_DESCRIPTION OF THE TASK_: Copy out all the lines in the records that include the word "text".

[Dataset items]
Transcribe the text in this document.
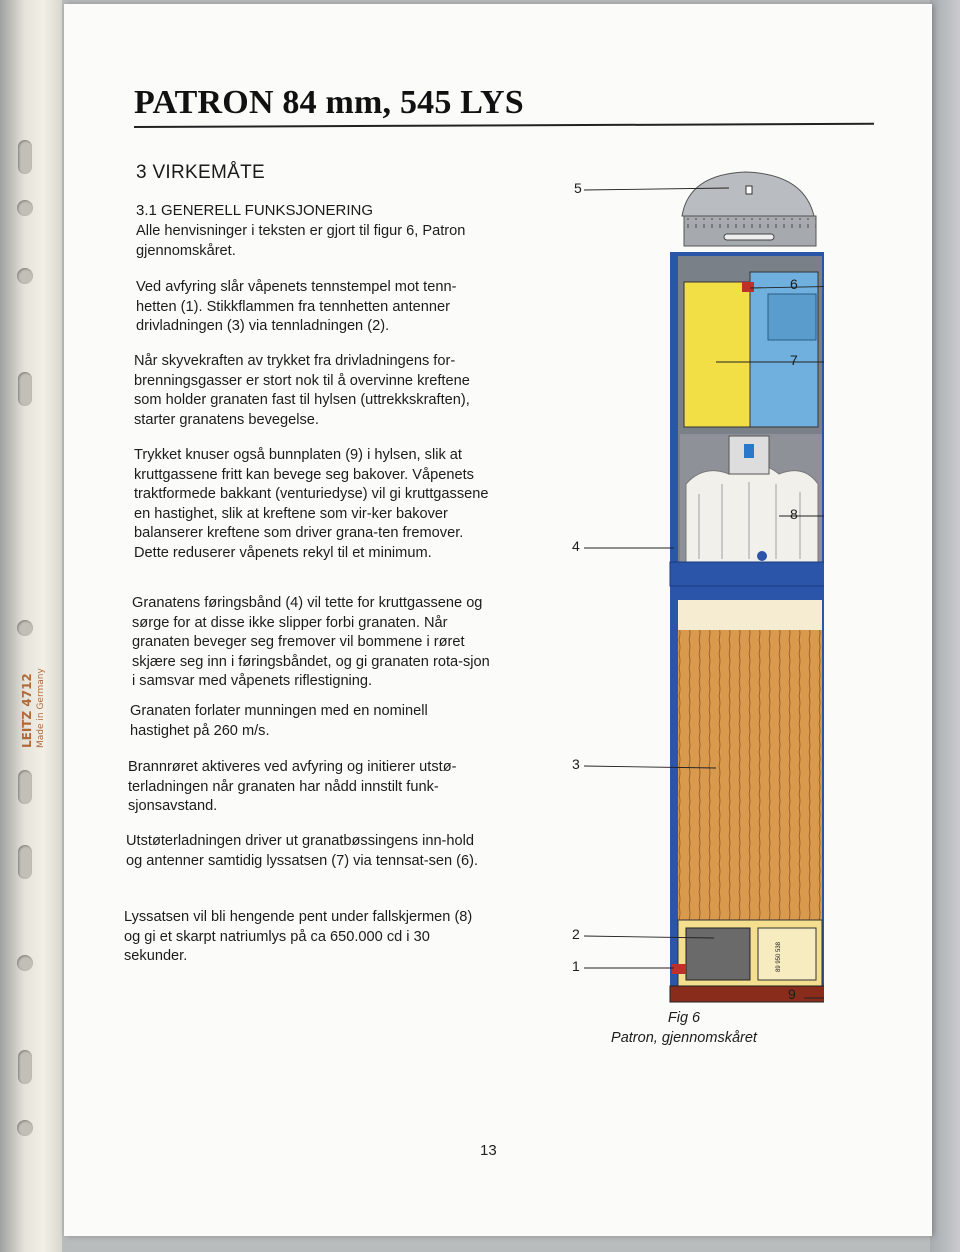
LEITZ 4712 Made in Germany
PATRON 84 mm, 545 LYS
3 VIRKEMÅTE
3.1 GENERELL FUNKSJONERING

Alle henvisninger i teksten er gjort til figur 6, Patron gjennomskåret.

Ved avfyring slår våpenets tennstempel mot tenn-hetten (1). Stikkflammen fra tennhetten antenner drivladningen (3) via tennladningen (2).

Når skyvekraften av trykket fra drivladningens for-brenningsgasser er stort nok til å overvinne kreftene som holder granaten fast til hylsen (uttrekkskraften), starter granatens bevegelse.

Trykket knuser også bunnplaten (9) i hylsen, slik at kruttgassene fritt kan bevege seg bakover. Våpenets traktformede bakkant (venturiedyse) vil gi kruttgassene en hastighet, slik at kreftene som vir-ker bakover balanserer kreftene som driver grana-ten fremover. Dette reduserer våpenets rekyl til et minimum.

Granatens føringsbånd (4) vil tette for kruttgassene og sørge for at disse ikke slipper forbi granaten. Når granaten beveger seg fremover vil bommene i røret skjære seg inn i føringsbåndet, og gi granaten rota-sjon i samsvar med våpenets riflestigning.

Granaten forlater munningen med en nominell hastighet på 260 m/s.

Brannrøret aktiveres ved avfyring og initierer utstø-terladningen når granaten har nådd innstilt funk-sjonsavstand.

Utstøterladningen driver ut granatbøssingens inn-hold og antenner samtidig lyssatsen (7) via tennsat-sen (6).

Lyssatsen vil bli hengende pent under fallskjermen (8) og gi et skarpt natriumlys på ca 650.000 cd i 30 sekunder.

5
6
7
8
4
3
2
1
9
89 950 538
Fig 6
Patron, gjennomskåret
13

* * *

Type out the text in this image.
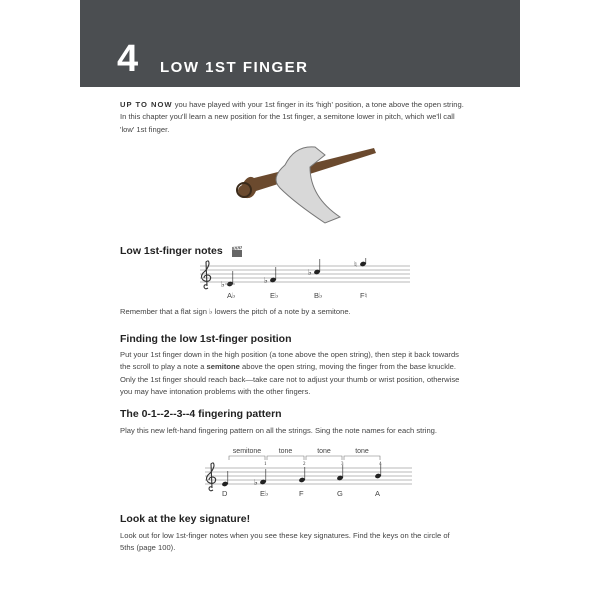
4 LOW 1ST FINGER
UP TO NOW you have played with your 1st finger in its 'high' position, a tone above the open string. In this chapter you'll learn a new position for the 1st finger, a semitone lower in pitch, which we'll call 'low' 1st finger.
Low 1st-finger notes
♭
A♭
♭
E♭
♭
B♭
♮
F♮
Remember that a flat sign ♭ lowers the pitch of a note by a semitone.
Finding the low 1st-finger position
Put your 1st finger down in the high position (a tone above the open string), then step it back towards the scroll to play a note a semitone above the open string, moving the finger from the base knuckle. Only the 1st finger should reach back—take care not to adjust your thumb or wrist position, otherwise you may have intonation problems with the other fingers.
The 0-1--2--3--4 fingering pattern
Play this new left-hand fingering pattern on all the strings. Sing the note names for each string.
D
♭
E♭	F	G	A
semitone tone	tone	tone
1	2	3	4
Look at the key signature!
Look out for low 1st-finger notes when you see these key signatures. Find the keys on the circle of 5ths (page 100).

_WRITTEN RESPONSE_:
Transcribe the text in this document.
Type out the text in this image.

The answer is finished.